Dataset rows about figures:
* Start *
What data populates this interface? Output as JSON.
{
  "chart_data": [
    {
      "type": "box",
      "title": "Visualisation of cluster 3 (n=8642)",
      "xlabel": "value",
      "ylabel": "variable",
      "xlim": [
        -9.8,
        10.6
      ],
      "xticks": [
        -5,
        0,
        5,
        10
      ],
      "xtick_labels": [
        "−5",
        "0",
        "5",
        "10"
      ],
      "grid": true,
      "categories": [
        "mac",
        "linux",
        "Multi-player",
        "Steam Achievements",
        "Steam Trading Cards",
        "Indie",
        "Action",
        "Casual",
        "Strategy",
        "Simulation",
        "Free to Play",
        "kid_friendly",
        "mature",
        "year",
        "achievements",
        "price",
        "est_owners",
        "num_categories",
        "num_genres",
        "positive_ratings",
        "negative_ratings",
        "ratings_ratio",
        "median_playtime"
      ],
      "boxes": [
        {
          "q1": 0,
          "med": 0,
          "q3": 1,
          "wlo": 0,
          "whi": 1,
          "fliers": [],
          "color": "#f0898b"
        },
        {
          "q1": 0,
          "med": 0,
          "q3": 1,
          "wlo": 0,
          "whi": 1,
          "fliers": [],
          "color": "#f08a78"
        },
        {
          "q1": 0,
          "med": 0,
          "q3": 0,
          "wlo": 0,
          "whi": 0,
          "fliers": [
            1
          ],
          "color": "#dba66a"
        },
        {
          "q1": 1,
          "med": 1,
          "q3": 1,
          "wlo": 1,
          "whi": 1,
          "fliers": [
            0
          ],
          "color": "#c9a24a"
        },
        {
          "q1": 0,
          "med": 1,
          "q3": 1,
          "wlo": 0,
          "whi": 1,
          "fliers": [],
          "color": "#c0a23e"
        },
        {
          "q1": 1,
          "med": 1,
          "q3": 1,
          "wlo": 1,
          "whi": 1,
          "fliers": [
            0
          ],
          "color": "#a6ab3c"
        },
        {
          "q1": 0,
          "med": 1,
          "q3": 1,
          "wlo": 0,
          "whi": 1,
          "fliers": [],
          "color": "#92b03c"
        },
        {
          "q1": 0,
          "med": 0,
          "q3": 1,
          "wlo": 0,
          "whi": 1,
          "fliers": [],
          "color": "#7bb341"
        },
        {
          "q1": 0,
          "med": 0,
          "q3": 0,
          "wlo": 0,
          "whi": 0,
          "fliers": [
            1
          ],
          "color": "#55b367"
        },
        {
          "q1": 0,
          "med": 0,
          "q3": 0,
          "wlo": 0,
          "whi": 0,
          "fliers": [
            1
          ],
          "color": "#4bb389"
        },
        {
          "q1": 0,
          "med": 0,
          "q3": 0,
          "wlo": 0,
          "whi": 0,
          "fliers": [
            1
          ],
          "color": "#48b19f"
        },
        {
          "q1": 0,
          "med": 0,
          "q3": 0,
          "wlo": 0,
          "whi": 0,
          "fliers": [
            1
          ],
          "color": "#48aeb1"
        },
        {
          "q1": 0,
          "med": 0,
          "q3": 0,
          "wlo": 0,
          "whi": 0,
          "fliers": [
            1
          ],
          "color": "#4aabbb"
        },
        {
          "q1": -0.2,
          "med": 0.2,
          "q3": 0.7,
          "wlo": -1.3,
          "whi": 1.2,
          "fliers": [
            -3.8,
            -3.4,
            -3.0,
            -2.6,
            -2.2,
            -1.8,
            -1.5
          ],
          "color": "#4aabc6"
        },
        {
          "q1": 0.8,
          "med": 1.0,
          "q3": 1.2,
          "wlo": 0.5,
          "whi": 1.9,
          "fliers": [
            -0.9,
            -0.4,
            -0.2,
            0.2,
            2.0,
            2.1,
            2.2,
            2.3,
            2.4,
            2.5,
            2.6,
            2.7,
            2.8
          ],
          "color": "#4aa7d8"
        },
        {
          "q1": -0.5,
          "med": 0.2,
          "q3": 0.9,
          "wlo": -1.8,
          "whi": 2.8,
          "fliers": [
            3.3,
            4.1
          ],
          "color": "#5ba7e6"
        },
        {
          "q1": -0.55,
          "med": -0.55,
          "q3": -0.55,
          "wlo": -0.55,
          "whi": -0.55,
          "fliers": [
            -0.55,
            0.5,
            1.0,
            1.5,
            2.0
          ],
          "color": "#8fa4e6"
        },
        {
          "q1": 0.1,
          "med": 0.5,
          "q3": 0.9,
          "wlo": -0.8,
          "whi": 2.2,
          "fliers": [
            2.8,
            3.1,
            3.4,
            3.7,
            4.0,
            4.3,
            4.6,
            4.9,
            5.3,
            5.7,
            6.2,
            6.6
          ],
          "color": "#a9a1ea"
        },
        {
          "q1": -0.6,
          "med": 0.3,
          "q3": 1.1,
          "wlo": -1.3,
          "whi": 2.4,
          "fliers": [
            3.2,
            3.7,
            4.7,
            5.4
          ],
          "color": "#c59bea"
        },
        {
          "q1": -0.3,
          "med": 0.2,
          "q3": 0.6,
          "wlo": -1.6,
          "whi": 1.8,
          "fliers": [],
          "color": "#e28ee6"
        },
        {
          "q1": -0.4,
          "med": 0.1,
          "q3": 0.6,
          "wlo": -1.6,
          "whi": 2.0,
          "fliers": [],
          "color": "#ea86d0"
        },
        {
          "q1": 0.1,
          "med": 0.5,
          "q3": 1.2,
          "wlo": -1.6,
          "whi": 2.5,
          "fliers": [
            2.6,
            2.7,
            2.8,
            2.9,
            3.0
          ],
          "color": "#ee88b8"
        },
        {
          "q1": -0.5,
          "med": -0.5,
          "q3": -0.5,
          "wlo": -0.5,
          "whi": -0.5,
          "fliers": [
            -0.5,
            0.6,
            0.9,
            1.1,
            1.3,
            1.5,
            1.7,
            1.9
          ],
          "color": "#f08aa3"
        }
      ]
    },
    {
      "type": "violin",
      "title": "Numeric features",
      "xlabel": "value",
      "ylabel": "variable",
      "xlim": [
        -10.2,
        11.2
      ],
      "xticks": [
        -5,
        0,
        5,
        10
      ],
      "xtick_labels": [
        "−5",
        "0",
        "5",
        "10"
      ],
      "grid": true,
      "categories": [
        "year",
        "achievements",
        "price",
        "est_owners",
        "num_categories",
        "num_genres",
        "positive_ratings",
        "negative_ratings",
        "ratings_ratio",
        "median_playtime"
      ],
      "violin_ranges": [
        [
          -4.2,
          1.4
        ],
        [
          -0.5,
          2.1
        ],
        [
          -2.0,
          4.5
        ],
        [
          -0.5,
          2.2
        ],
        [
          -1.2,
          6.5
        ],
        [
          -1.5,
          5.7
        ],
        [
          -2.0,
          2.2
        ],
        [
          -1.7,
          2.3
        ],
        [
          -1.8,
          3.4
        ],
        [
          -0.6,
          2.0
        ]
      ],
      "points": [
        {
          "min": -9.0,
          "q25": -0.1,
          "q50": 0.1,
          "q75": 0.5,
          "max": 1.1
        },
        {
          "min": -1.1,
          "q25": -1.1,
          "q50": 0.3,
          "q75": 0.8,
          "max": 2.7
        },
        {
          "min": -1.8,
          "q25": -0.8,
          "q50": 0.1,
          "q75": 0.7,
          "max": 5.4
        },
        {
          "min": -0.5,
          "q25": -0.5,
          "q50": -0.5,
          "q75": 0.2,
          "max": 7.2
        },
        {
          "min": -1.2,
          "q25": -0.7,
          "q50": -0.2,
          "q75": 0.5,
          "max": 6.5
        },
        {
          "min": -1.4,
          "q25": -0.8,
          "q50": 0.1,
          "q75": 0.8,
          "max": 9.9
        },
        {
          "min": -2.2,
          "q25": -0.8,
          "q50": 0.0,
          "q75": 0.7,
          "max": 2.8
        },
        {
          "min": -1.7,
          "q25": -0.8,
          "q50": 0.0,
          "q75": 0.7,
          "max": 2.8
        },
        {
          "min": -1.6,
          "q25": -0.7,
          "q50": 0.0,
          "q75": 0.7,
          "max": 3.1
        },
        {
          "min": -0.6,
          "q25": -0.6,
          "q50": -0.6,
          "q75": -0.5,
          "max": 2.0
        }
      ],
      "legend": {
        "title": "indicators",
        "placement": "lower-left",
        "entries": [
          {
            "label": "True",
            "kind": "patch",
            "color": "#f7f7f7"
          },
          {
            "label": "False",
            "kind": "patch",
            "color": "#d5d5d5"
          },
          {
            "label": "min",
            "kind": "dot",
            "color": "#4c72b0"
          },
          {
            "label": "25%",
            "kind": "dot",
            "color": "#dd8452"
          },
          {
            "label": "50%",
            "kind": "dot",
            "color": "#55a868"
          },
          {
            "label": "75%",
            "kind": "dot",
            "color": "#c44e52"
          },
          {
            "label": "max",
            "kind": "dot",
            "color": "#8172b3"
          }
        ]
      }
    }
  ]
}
* End *
THE PROBLEM:
Read through the data and copy every line where "Steam" shows up.

EXERCISE RESULT:
        "Steam Achievements",
        "Steam Trading Cards",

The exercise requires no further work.